**REQUIRED ACTIONS**
[1] Which dtype names appear in the printed output of the Pandas dtype answer?
[2] Can you pick up the Pandas dtype answer after its last line and continue it?

Applying function to columns of a Pandas DataFrame, conditional on data type
This comment is correct. This behaviour is by design. Pandas "applies" the type that is highest up in the type hierarchy for all dtypes given.
Consider applying the function to only "A",
df[['A']].apply(dtype_fn)
int64
A int64
dtype: object
And similarly, with only "A" and "B",
df[['A', 'B']].apply(dtype_fn)
float64
float64
A float64
B float64
dtype: object
Since you have multiple types, including string in your original DataFrame, the common type for them all is object
.
Now this explains the behaviour, but I still need to address the fix. Pandas offers a useful method: Series.infer_objects
which infers the dtype and performs a "soft conversion".
If you really need the type in the function, you can perform a soft cast before calling dtype
. This produces the expected result:
def dtype_fn(the_col):
the_col = the_col.infer_objects()

**GIVEN INFORMATION**
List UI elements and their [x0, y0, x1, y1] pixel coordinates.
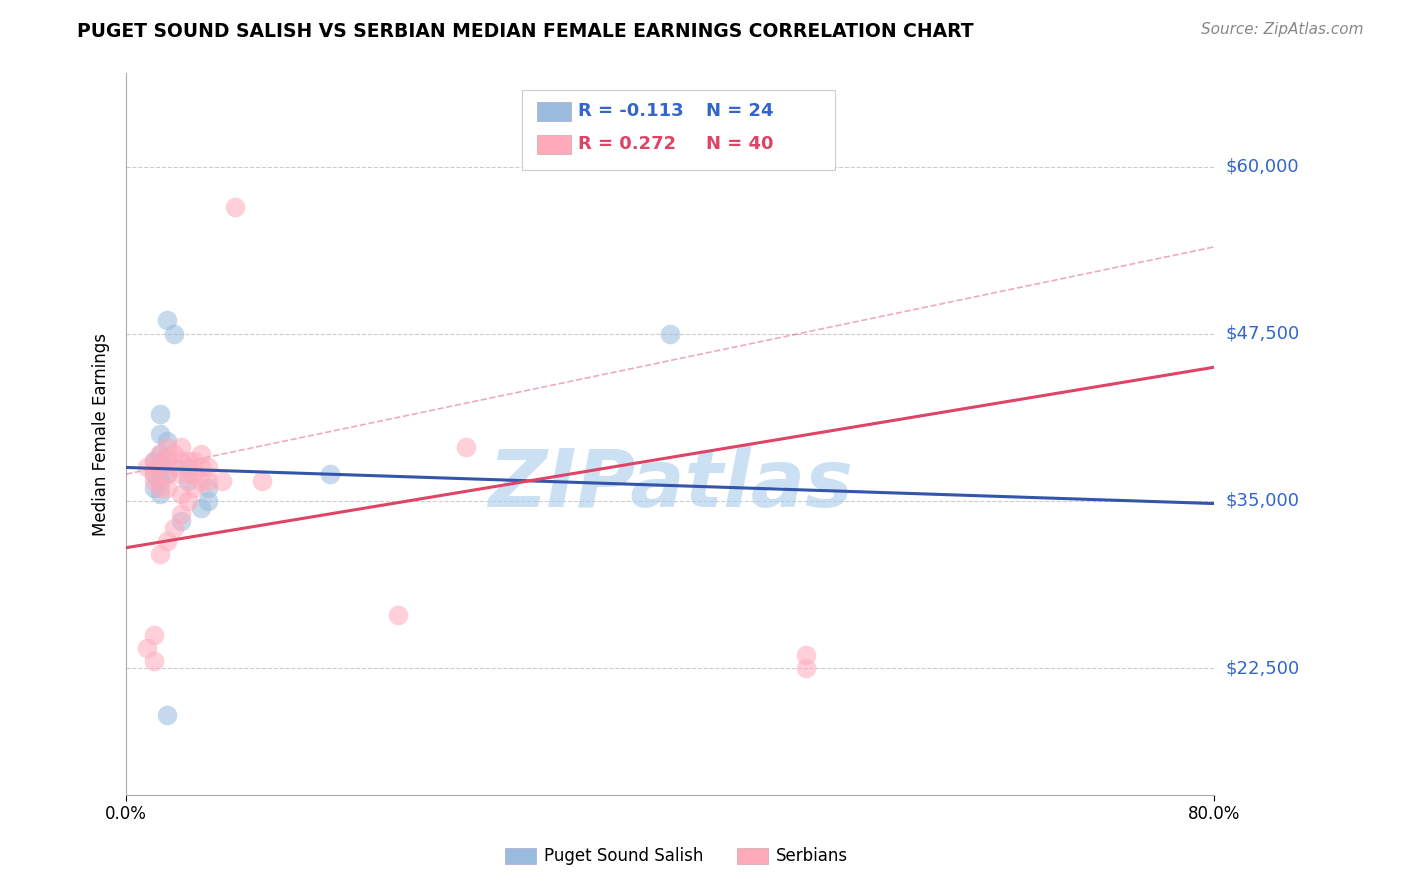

**REPLIES**
[1] int64, float64, object

[2]
print(the_col.dtype)
return(the_col.dtype)
df.apply(dtype_fn)
int64
float64
object
bool
A int64
B float64
C object
D bool
dtype: object
The actual input to your dtype_fn
is a Pandas Series object. You can access the underlying type by modifying your method slightly.
def dtype_fn(the_col):
print(the_col.values.dtype)
return(the_col.values.dtype)
For more info about why this is the case, you can have a look at this answer. There it says
This is not an error but is due to the numpy dtype representation: https://docs.scipy.org/doc/numpy/reference/arrays.scalars.html.